> [Request]:
The answer is one number: how many lines in the data below hold "Output".

> [Recorded data]:
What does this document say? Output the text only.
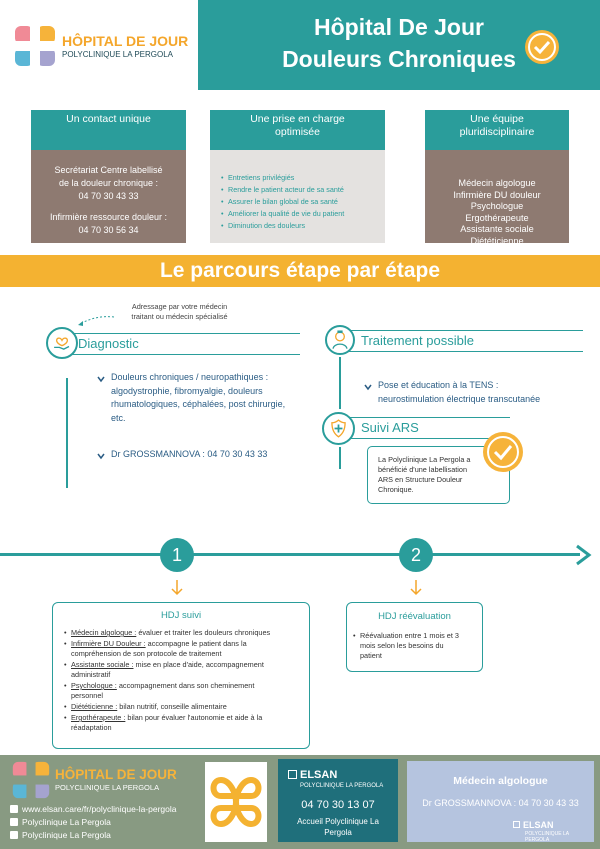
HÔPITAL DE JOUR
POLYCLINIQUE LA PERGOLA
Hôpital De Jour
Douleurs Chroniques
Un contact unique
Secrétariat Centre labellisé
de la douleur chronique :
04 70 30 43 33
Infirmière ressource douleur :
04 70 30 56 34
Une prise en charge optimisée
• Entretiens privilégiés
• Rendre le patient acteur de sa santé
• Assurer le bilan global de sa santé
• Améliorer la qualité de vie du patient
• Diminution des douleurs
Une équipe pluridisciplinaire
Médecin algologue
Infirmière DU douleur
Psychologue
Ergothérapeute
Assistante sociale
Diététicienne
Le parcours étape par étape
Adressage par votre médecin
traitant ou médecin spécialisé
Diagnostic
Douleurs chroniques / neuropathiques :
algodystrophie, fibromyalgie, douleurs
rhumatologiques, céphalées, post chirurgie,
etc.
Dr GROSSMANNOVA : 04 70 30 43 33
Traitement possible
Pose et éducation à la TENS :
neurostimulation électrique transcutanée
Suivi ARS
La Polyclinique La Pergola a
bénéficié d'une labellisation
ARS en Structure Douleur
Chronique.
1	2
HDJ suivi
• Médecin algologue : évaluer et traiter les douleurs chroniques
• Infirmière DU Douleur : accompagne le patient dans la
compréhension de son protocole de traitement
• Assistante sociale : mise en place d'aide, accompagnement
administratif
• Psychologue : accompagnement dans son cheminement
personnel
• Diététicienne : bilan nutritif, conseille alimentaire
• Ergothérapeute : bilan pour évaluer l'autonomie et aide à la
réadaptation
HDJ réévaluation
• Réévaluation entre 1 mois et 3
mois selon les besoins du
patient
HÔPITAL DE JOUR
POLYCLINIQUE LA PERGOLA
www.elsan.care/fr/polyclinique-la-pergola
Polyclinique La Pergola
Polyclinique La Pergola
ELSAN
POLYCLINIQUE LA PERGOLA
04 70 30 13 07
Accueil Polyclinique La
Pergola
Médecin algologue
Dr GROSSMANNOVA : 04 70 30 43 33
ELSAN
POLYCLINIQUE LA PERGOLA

==

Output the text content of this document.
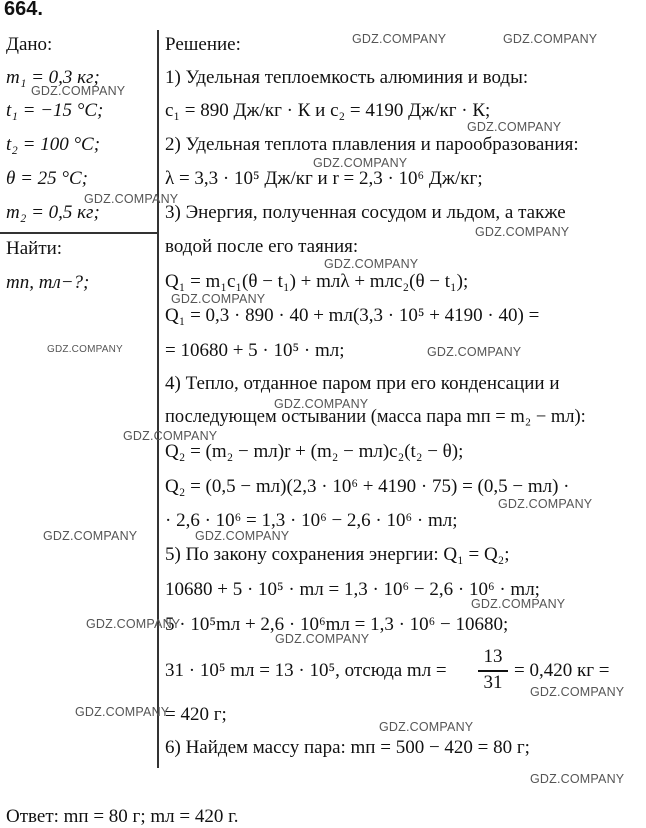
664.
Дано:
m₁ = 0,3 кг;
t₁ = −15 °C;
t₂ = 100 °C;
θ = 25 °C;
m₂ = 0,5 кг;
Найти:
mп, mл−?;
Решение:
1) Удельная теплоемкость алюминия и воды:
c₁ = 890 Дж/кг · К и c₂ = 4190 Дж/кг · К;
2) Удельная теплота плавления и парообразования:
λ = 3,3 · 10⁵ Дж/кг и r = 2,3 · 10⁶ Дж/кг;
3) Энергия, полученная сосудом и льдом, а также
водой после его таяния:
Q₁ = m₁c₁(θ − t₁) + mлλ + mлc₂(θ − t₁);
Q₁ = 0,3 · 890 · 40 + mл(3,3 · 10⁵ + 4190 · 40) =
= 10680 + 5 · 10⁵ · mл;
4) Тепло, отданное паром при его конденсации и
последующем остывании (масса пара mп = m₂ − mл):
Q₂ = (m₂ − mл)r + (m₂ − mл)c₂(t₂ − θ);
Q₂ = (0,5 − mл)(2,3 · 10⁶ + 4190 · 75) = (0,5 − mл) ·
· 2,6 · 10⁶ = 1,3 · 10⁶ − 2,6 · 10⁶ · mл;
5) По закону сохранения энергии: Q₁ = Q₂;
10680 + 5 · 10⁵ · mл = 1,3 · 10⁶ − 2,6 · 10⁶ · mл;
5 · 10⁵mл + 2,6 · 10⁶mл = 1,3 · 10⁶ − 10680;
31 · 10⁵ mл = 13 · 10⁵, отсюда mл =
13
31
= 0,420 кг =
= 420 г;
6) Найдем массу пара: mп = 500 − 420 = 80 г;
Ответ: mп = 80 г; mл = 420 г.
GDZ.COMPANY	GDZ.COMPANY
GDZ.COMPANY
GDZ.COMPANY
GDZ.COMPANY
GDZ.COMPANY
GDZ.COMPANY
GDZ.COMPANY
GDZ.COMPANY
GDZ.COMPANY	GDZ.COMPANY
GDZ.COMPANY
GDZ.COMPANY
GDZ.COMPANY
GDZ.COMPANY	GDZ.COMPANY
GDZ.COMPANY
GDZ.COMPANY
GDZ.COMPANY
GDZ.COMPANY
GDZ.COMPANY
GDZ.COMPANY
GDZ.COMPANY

---

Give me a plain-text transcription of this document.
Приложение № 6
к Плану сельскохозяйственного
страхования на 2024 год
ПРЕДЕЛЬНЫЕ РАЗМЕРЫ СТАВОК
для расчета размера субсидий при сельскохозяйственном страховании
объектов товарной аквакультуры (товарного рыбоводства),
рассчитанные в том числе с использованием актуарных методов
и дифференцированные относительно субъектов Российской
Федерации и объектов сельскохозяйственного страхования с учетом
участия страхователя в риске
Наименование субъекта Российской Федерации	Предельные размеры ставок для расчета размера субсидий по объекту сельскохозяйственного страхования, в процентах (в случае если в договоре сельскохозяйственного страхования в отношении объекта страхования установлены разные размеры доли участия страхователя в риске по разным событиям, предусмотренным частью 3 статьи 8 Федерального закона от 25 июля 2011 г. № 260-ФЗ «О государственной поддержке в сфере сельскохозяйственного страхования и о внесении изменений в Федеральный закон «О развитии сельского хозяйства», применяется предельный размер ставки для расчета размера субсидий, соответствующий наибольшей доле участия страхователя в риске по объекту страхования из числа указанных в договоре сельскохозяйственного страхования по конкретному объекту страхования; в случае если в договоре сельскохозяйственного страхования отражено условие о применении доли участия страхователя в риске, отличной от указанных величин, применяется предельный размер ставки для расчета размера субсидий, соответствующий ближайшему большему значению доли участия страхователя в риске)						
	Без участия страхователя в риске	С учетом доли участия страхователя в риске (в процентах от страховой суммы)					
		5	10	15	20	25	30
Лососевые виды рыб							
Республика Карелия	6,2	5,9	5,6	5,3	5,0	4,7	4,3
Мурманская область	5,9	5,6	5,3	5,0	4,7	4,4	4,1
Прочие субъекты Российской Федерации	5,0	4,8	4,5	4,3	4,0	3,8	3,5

> [Final answer]:
2